• Aim of the task: Nothing in the data should change when you return it, but leave the pictures out.

--- begin Stored records ---

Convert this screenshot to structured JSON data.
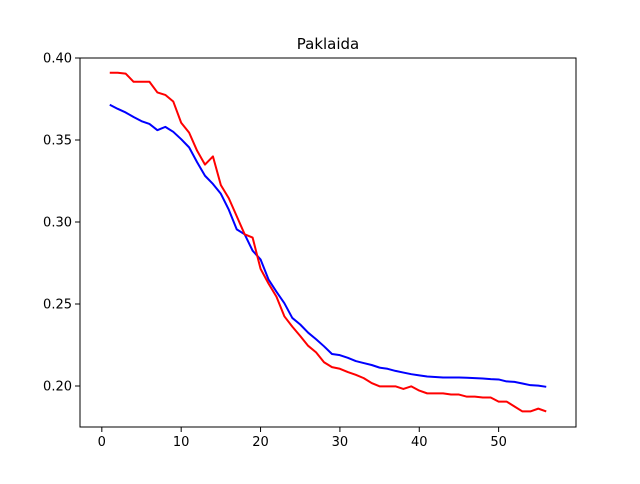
{
  "chart_data": {
    "type": "line",
    "title": "Paklaida",
    "xlabel": "",
    "ylabel": "",
    "xlim": [
      -2.75,
      59.75
    ],
    "ylim": [
      0.175,
      0.4
    ],
    "xticks": [
      0,
      10,
      20,
      30,
      40,
      50
    ],
    "yticks": [
      0.2,
      0.25,
      0.3,
      0.35,
      0.4
    ],
    "xtick_labels": [
      "0",
      "10",
      "20",
      "30",
      "40",
      "50"
    ],
    "ytick_labels": [
      "0.20",
      "0.25",
      "0.30",
      "0.35",
      "0.40"
    ],
    "grid": false,
    "legend": "none",
    "x": [
      1,
      2,
      3,
      4,
      5,
      6,
      7,
      8,
      9,
      10,
      11,
      12,
      13,
      14,
      15,
      16,
      17,
      18,
      19,
      20,
      21,
      22,
      23,
      24,
      25,
      26,
      27,
      28,
      29,
      30,
      31,
      32,
      33,
      34,
      35,
      36,
      37,
      38,
      39,
      40,
      41,
      42,
      43,
      44,
      45,
      46,
      47,
      48,
      49,
      50,
      51,
      52,
      53,
      54,
      55,
      56
    ],
    "series": [
      {
        "color": "#0000ff",
        "values": [
          0.3715,
          0.369,
          0.3668,
          0.364,
          0.3615,
          0.3598,
          0.356,
          0.358,
          0.355,
          0.3505,
          0.3455,
          0.3365,
          0.3282,
          0.3232,
          0.3172,
          0.3075,
          0.2955,
          0.2925,
          0.2825,
          0.2772,
          0.265,
          0.2575,
          0.2505,
          0.2415,
          0.2375,
          0.2325,
          0.2285,
          0.2242,
          0.2195,
          0.2188,
          0.2172,
          0.2152,
          0.214,
          0.2128,
          0.2112,
          0.2105,
          0.2092,
          0.2082,
          0.2072,
          0.2065,
          0.2058,
          0.2055,
          0.2052,
          0.2052,
          0.2052,
          0.205,
          0.2048,
          0.2046,
          0.2042,
          0.204,
          0.2028,
          0.2025,
          0.2015,
          0.2005,
          0.2002,
          0.1995
        ]
      },
      {
        "color": "#ff0000",
        "values": [
          0.391,
          0.391,
          0.3905,
          0.3855,
          0.3855,
          0.3855,
          0.379,
          0.3775,
          0.3735,
          0.3605,
          0.3545,
          0.3435,
          0.335,
          0.34,
          0.3225,
          0.3145,
          0.3035,
          0.2925,
          0.2905,
          0.2715,
          0.2625,
          0.2545,
          0.2425,
          0.2362,
          0.2305,
          0.2245,
          0.2205,
          0.2145,
          0.2115,
          0.2105,
          0.2085,
          0.2068,
          0.2048,
          0.2018,
          0.1998,
          0.1998,
          0.1998,
          0.1982,
          0.1998,
          0.1972,
          0.1955,
          0.1955,
          0.1955,
          0.1948,
          0.1948,
          0.1935,
          0.1935,
          0.193,
          0.193,
          0.1905,
          0.1905,
          0.1875,
          0.1845,
          0.1845,
          0.1862,
          0.1845
        ]
      }
    ]
  }
}
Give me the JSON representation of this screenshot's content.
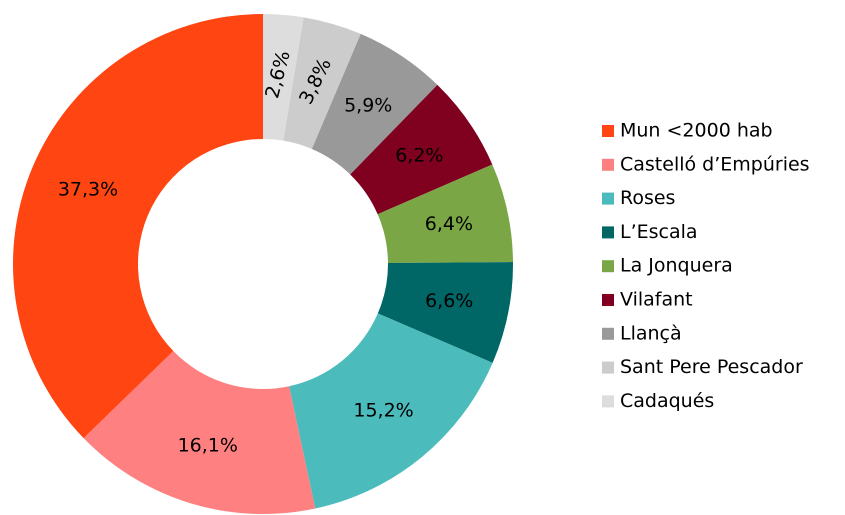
{
  "chart_data": {
    "type": "donut",
    "categories": [
      "Mun <2000 hab",
      "Castelló d’Empúries",
      "Roses",
      "L’Escala",
      "La Jonquera",
      "Vilafant",
      "Llançà",
      "Sant Pere Pescador",
      "Cadaqués"
    ],
    "values": [
      37.3,
      16.1,
      15.2,
      6.6,
      6.4,
      6.2,
      5.9,
      3.8,
      2.6
    ],
    "value_labels": [
      "37,3%",
      "16,1%",
      "15,2%",
      "6,6%",
      "6,4%",
      "6,2%",
      "5,9%",
      "3,8%",
      "2,6%"
    ],
    "colors": [
      "#ff4612",
      "#ff8080",
      "#4bbbbb",
      "#006666",
      "#7aa645",
      "#800020",
      "#999999",
      "#cccccc",
      "#dddddd"
    ],
    "legend": "right"
  }
}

--- end Stored records ---

• Result of this task:
Convert this screenshot to structured JSON data.
{
  "chart_data": {
    "type": "line",
    "title": "Paklaida",
    "xlabel": "",
    "ylabel": "",
    "xlim": [
      -2.75,
      59.75
    ],
    "ylim": [
      0.175,
      0.4
    ],
    "xticks": [
      0,
      10,
      20,
      30,
      40,
      50
    ],
    "yticks": [
      0.2,
      0.25,
      0.3,
      0.35,
      0.4
    ],
    "xtick_labels": [
      "0",
      "10",
      "20",
      "30",
      "40",
      "50"
    ],
    "ytick_labels": [
      "0.20",
      "0.25",
      "0.30",
      "0.35",
      "0.40"
    ],
    "grid": false,
    "legend": "none",
    "x": [
      1,
      2,
      3,
      4,
      5,
      6,
      7,
      8,
      9,
      10,
      11,
      12,
      13,
      14,
      15,
      16,
      17,
      18,
      19,
      20,
      21,
      22,
      23,
      24,
      25,
      26,
      27,
      28,
      29,
      30,
      31,
      32,
      33,
      34,
      35,
      36,
      37,
      38,
      39,
      40,
      41,
      42,
      43,
      44,
      45,
      46,
      47,
      48,
      49,
      50,
      51,
      52,
      53,
      54,
      55,
      56
    ],
    "series": [
      {
        "color": "#0000ff",
        "values": [
          0.3715,
          0.369,
          0.3668,
          0.364,
          0.3615,
          0.3598,
          0.356,
          0.358,
          0.355,
          0.3505,
          0.3455,
          0.3365,
          0.3282,
          0.3232,
          0.3172,
          0.3075,
          0.2955,
          0.2925,
          0.2825,
          0.2772,
          0.265,
          0.2575,
          0.2505,
          0.2415,
          0.2375,
          0.2325,
          0.2285,
          0.2242,
          0.2195,
          0.2188,
          0.2172,
          0.2152,
          0.214,
          0.2128,
          0.2112,
          0.2105,
          0.2092,
          0.2082,
          0.2072,
          0.2065,
          0.2058,
          0.2055,
          0.2052,
          0.2052,
          0.2052,
          0.205,
          0.2048,
          0.2046,
          0.2042,
          0.204,
          0.2028,
          0.2025,
          0.2015,
          0.2005,
          0.2002,
          0.1995
        ]
      },
      {
        "color": "#ff0000",
        "values": [
          0.391,
          0.391,
          0.3905,
          0.3855,
          0.3855,
          0.3855,
          0.379,
          0.3775,
          0.3735,
          0.3605,
          0.3545,
          0.3435,
          0.335,
          0.34,
          0.3225,
          0.3145,
          0.3035,
          0.2925,
          0.2905,
          0.2715,
          0.2625,
          0.2545,
          0.2425,
          0.2362,
          0.2305,
          0.2245,
          0.2205,
          0.2145,
          0.2115,
          0.2105,
          0.2085,
          0.2068,
          0.2048,
          0.2018,
          0.1998,
          0.1998,
          0.1998,
          0.1982,
          0.1998,
          0.1972,
          0.1955,
          0.1955,
          0.1955,
          0.1948,
          0.1948,
          0.1935,
          0.1935,
          0.193,
          0.193,
          0.1905,
          0.1905,
          0.1875,
          0.1845,
          0.1845,
          0.1862,
          0.1845
        ]
      }
    ]
  }
}
Give me the JSON representation of this screenshot's content.
{
  "chart_data": {
    "type": "donut",
    "categories": [
      "Mun <2000 hab",
      "Castelló d’Empúries",
      "Roses",
      "L’Escala",
      "La Jonquera",
      "Vilafant",
      "Llançà",
      "Sant Pere Pescador",
      "Cadaqués"
    ],
    "values": [
      37.3,
      16.1,
      15.2,
      6.6,
      6.4,
      6.2,
      5.9,
      3.8,
      2.6
    ],
    "value_labels": [
      "37,3%",
      "16,1%",
      "15,2%",
      "6,6%",
      "6,4%",
      "6,2%",
      "5,9%",
      "3,8%",
      "2,6%"
    ],
    "colors": [
      "#ff4612",
      "#ff8080",
      "#4bbbbb",
      "#006666",
      "#7aa645",
      "#800020",
      "#999999",
      "#cccccc",
      "#dddddd"
    ],
    "legend": "right"
  }
}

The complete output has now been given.